### Exercise data
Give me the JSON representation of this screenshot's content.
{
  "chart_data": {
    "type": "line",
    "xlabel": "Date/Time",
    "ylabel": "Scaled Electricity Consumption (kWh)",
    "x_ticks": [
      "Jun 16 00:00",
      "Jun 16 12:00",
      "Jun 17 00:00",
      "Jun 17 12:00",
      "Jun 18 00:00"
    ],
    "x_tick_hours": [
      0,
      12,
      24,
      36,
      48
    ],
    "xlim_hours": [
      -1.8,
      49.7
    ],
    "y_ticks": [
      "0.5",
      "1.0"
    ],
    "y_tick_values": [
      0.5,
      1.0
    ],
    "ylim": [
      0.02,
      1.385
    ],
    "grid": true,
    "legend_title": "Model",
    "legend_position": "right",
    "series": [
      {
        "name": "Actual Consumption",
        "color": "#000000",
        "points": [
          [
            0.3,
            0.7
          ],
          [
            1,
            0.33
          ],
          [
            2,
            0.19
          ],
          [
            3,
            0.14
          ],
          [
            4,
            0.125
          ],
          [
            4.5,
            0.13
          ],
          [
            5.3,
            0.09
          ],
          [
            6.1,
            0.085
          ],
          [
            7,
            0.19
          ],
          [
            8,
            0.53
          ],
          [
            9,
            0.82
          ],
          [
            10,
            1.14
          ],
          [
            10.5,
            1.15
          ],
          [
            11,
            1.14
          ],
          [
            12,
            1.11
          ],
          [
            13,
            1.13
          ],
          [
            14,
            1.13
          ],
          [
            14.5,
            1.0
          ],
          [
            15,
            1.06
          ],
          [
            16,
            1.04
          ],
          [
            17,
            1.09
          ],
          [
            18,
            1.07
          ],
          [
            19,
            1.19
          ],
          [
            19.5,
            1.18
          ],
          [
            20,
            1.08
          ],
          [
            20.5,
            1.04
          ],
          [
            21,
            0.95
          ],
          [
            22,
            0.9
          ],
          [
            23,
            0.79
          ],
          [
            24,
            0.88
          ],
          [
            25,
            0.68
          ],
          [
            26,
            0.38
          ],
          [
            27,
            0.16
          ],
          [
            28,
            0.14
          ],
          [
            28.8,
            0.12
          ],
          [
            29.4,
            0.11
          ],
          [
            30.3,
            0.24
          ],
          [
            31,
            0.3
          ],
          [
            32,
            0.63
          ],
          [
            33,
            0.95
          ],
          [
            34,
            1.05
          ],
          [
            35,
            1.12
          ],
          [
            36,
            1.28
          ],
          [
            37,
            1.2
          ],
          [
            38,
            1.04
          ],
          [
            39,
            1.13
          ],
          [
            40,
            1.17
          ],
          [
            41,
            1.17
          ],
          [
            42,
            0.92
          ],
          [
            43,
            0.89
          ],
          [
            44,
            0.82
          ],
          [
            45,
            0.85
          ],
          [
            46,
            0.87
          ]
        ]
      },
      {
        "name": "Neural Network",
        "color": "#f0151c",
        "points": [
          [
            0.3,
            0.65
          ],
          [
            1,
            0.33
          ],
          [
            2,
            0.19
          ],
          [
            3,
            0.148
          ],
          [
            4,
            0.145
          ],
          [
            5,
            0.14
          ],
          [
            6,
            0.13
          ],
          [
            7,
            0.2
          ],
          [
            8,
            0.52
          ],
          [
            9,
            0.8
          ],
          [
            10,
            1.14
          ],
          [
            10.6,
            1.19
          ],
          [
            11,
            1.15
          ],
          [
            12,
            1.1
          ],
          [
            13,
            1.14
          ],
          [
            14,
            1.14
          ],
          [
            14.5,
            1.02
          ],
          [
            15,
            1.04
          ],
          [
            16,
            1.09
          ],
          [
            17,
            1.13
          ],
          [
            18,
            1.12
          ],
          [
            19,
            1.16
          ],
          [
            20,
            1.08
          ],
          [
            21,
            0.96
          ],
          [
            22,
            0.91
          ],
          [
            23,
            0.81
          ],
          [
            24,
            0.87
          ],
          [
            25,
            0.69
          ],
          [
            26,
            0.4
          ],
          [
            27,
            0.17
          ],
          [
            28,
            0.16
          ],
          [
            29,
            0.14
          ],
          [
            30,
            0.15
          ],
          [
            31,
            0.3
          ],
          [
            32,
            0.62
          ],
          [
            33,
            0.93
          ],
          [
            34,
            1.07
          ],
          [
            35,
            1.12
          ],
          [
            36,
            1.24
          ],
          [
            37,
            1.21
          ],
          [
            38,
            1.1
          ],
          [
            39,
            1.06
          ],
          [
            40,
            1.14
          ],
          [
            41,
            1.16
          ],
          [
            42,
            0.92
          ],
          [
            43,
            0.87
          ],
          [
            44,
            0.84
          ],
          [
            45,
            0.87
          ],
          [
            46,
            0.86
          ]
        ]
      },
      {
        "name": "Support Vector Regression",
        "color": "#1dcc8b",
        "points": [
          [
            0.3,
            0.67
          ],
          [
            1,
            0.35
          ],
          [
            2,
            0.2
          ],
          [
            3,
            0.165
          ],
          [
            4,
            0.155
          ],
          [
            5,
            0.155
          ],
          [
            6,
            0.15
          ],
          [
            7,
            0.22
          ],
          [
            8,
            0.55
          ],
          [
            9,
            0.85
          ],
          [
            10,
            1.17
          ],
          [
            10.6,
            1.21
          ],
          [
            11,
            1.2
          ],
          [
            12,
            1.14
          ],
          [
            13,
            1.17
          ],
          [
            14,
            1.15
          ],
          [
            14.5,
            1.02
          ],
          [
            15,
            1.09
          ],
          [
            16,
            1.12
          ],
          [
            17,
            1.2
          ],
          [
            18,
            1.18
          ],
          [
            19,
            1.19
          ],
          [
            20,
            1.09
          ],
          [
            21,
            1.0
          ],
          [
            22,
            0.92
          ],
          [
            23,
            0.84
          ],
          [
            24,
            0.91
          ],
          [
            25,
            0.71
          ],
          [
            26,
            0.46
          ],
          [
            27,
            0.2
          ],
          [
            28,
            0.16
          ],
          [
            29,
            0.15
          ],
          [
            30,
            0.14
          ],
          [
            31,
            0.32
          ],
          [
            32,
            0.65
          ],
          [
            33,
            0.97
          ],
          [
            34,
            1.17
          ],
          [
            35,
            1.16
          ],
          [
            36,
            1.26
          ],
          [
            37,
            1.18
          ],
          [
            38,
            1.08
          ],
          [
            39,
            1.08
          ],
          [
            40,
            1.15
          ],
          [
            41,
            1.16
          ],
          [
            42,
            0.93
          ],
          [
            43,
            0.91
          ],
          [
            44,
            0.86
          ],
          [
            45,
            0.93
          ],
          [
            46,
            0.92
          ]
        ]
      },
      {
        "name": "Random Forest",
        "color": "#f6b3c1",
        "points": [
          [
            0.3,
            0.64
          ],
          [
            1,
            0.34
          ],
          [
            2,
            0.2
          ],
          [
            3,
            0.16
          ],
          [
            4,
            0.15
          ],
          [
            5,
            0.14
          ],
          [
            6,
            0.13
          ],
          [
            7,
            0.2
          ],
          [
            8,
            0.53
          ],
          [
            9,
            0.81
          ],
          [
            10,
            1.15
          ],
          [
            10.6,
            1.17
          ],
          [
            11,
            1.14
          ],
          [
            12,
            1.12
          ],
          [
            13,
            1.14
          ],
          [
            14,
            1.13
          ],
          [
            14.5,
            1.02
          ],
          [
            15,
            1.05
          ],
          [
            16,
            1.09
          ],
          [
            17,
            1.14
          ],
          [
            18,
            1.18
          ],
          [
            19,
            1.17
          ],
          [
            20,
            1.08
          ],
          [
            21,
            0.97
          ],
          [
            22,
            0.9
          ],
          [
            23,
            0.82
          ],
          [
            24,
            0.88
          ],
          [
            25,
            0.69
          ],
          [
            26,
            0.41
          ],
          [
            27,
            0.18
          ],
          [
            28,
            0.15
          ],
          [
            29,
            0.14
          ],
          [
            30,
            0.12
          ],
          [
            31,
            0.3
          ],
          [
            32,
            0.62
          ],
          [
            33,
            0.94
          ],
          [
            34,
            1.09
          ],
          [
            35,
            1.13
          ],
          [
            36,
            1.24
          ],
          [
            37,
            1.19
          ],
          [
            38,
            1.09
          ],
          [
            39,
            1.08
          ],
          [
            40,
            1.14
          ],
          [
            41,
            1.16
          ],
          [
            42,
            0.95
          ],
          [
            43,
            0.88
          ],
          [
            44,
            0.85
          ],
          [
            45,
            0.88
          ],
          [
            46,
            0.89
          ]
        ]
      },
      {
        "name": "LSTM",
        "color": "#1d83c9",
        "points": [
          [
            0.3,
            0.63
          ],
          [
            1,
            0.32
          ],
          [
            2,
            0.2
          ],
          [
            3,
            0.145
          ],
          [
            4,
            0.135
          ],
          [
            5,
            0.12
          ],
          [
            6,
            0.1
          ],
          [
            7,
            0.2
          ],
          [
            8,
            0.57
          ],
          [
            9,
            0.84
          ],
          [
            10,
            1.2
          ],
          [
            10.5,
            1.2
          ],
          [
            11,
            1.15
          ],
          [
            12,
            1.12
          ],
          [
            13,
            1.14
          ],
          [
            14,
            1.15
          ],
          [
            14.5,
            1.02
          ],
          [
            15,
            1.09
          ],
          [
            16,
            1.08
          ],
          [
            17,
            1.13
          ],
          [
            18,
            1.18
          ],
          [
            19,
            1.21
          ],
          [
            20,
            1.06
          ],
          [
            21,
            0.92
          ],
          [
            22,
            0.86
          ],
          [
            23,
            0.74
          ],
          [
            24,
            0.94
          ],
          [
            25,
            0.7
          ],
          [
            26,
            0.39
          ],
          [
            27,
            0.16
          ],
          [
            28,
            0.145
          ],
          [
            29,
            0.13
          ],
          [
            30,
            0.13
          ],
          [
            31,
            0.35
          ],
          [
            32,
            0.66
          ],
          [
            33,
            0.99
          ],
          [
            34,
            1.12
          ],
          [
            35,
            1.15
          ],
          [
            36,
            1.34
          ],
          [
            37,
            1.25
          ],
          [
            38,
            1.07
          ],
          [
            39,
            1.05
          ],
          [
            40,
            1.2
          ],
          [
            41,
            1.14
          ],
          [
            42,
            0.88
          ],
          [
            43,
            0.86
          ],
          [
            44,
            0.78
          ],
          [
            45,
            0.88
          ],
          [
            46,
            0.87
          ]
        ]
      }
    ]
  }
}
* * *
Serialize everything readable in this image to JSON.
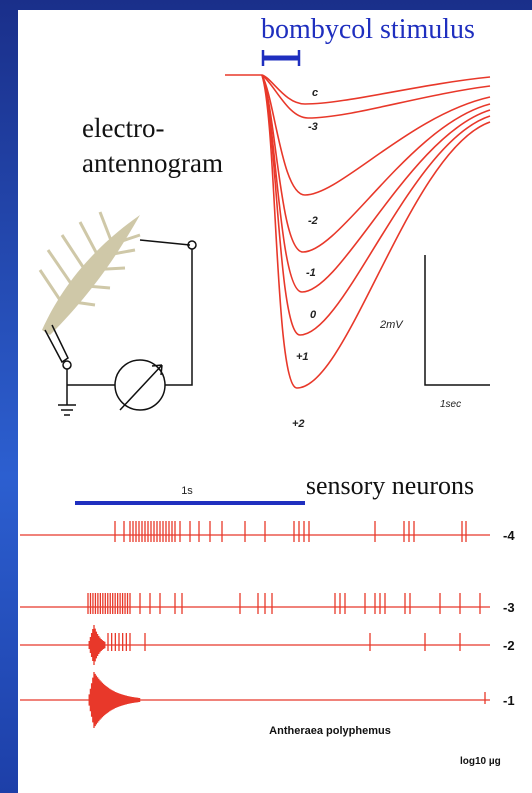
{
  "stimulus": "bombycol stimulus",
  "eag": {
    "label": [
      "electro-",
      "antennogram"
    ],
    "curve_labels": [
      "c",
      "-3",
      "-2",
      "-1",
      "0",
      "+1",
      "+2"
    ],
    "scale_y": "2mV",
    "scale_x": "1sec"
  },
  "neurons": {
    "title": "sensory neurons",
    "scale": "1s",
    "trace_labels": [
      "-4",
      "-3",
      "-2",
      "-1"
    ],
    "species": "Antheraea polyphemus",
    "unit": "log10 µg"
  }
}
...
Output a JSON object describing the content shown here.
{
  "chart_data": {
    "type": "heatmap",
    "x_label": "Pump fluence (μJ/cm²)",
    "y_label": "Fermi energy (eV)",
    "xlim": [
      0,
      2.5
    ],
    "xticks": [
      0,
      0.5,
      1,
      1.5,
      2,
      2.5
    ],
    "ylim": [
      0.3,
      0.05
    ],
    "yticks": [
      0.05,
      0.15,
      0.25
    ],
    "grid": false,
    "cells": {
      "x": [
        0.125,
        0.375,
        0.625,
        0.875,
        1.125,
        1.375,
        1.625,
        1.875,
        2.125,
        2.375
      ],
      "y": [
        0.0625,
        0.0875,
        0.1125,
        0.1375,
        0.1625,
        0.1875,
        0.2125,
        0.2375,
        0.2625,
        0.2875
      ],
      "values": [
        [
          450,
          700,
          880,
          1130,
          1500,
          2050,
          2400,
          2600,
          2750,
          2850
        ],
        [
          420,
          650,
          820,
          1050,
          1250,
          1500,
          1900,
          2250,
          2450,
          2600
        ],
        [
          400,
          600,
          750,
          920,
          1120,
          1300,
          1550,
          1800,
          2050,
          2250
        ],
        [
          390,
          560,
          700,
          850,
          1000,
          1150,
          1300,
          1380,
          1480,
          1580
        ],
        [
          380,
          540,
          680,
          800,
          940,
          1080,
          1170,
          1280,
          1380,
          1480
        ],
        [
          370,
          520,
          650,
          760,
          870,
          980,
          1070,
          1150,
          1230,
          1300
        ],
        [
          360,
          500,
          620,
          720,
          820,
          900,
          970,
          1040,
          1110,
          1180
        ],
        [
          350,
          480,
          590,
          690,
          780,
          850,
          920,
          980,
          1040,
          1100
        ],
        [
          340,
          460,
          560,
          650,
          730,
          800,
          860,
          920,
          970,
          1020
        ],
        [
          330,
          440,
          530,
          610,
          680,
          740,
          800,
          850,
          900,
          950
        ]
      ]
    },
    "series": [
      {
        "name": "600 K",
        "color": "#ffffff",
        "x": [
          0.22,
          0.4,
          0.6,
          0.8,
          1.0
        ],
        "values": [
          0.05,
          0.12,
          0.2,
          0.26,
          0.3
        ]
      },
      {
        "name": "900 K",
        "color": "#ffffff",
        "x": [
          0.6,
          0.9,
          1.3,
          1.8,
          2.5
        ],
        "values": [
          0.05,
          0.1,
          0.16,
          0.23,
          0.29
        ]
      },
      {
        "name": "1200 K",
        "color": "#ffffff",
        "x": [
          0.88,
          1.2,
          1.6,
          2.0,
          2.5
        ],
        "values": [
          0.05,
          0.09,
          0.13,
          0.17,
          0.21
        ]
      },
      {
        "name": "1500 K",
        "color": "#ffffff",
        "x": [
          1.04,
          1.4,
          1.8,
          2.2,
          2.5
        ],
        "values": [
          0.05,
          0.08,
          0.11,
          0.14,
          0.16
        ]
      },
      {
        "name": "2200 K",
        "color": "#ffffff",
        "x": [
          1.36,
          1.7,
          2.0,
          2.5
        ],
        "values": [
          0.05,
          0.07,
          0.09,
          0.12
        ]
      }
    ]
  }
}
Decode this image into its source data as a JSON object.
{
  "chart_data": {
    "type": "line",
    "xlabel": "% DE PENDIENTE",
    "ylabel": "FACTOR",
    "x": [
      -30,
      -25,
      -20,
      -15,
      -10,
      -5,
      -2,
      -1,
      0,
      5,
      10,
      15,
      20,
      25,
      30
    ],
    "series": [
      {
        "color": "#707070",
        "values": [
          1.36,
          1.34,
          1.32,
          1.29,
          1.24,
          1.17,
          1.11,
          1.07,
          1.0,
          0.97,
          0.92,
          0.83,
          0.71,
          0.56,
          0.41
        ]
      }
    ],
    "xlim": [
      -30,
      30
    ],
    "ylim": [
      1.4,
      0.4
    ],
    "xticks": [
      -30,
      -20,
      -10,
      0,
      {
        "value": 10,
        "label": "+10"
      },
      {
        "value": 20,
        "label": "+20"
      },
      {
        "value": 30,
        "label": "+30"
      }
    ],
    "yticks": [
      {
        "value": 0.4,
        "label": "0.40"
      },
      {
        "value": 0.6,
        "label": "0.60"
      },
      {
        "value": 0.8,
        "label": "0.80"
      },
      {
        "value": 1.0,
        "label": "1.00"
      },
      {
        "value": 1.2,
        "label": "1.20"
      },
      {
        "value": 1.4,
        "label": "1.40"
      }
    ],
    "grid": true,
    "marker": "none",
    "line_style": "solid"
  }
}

### What you have to do
Report the number of lines that include the string "content"; return nothing but the count.

### Result
2